▶ [Source material]
━━━━━━━━━━
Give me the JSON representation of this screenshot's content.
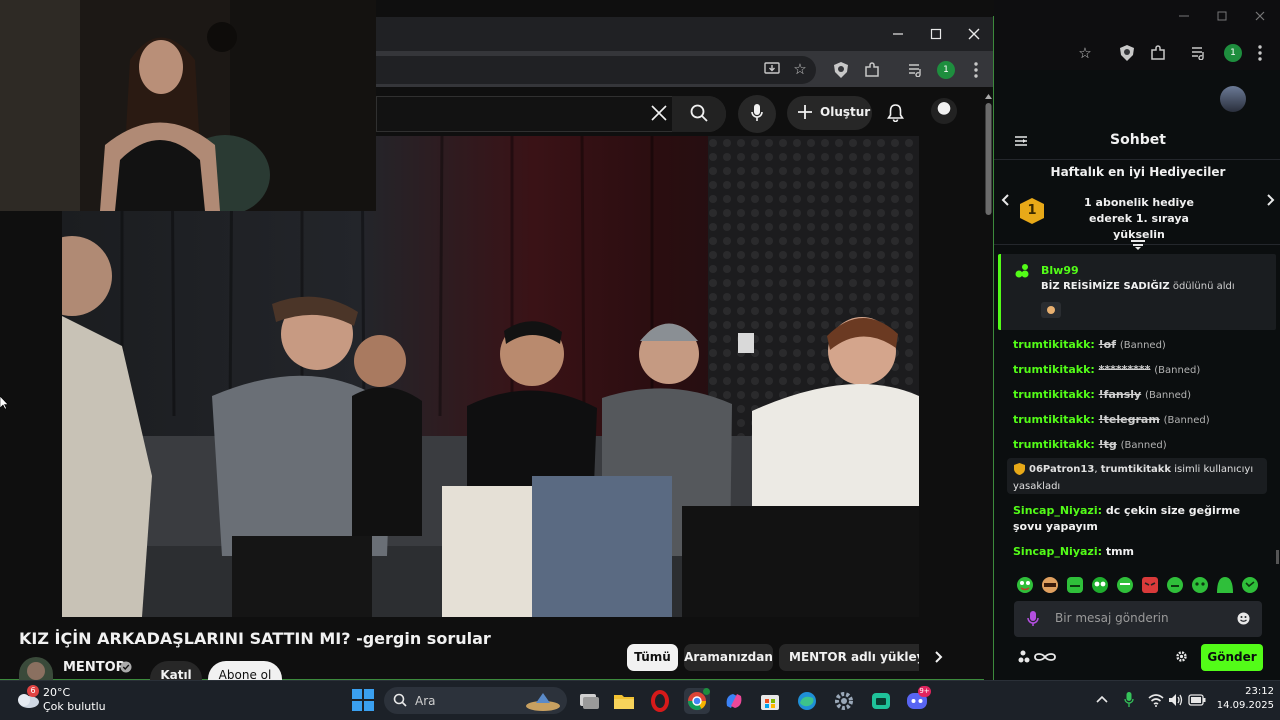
{
  "youtube": {
    "create_label": "Oluştur",
    "video_title": "KIZ İÇİN ARKADAŞLARINI SATTIN MI? -gergin sorular",
    "channel_name": "MENTOR",
    "join_label": "Katıl",
    "subscribe_label": "Abone ol",
    "chips": [
      "Tümü",
      "Aramanızdan",
      "MENTOR adlı yükleyicide"
    ]
  },
  "chat": {
    "header": "Sohbet",
    "gifters_title": "Haftalık en iyi Hediyeciler",
    "gifters_rank": "1",
    "gifters_text": "1 abonelik hediye ederek 1. sıraya yükselin",
    "reward": {
      "user": "Blw99",
      "reward_name": "BİZ REİSİMİZE SADIĞIZ",
      "suffix": "ödülünü aldı"
    },
    "messages": [
      {
        "user": "trumtikitakk:",
        "text": "!of",
        "status": "(Banned)"
      },
      {
        "user": "trumtikitakk:",
        "text": "*********",
        "status": "(Banned)"
      },
      {
        "user": "trumtikitakk:",
        "text": "!fansly",
        "status": "(Banned)"
      },
      {
        "user": "trumtikitakk:",
        "text": "!telegram",
        "status": "(Banned)"
      },
      {
        "user": "trumtikitakk:",
        "text": "!tg",
        "status": "(Banned)"
      }
    ],
    "ban_notice": {
      "mod": "06Patron13",
      "target": "trumtikitakk",
      "text": "isimli kullanıcıyı yasakladı"
    },
    "messages2": [
      {
        "user": "Sincap_Niyazi:",
        "text": "dc çekin size geğirme şovu yapayım"
      },
      {
        "user": "Sincap_Niyazi:",
        "text": "tmm"
      }
    ],
    "input_placeholder": "Bir mesaj gönderin",
    "send_label": "Gönder"
  },
  "taskbar": {
    "weather_temp": "20°C",
    "weather_desc": "Çok bulutlu",
    "weather_badge": "6",
    "search_label": "Ara",
    "time": "23:12",
    "date": "14.09.2025",
    "discord_badge": "9+"
  },
  "colors": {
    "kick_green": "#53fc18",
    "youtube_bg": "#0f0f0f",
    "taskbar_bg": "#1c2128"
  }
}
━━━━━━━━━━
▶ [Set exercise]
Copy out all the records exactly, excluding pictures.

▶ [The completed task]
Give me the JSON representation of this screenshot's content.
{
  "youtube": {
    "create_label": "Oluştur",
    "video_title": "KIZ İÇİN ARKADAŞLARINI SATTIN MI? -gergin sorular",
    "channel_name": "MENTOR",
    "join_label": "Katıl",
    "subscribe_label": "Abone ol",
    "chips": [
      "Tümü",
      "Aramanızdan",
      "MENTOR adlı yükleyicide"
    ]
  },
  "chat": {
    "header": "Sohbet",
    "gifters_title": "Haftalık en iyi Hediyeciler",
    "gifters_rank": "1",
    "gifters_text": "1 abonelik hediye ederek 1. sıraya yükselin",
    "reward": {
      "user": "Blw99",
      "reward_name": "BİZ REİSİMİZE SADIĞIZ",
      "suffix": "ödülünü aldı"
    },
    "messages": [
      {
        "user": "trumtikitakk:",
        "text": "!of",
        "status": "(Banned)"
      },
      {
        "user": "trumtikitakk:",
        "text": "*********",
        "status": "(Banned)"
      },
      {
        "user": "trumtikitakk:",
        "text": "!fansly",
        "status": "(Banned)"
      },
      {
        "user": "trumtikitakk:",
        "text": "!telegram",
        "status": "(Banned)"
      },
      {
        "user": "trumtikitakk:",
        "text": "!tg",
        "status": "(Banned)"
      }
    ],
    "ban_notice": {
      "mod": "06Patron13",
      "target": "trumtikitakk",
      "text": "isimli kullanıcıyı yasakladı"
    },
    "messages2": [
      {
        "user": "Sincap_Niyazi:",
        "text": "dc çekin size geğirme şovu yapayım"
      },
      {
        "user": "Sincap_Niyazi:",
        "text": "tmm"
      }
    ],
    "input_placeholder": "Bir mesaj gönderin",
    "send_label": "Gönder"
  },
  "taskbar": {
    "weather_temp": "20°C",
    "weather_desc": "Çok bulutlu",
    "weather_badge": "6",
    "search_label": "Ara",
    "time": "23:12",
    "date": "14.09.2025",
    "discord_badge": "9+"
  },
  "colors": {
    "kick_green": "#53fc18",
    "youtube_bg": "#0f0f0f",
    "taskbar_bg": "#1c2128"
  }
}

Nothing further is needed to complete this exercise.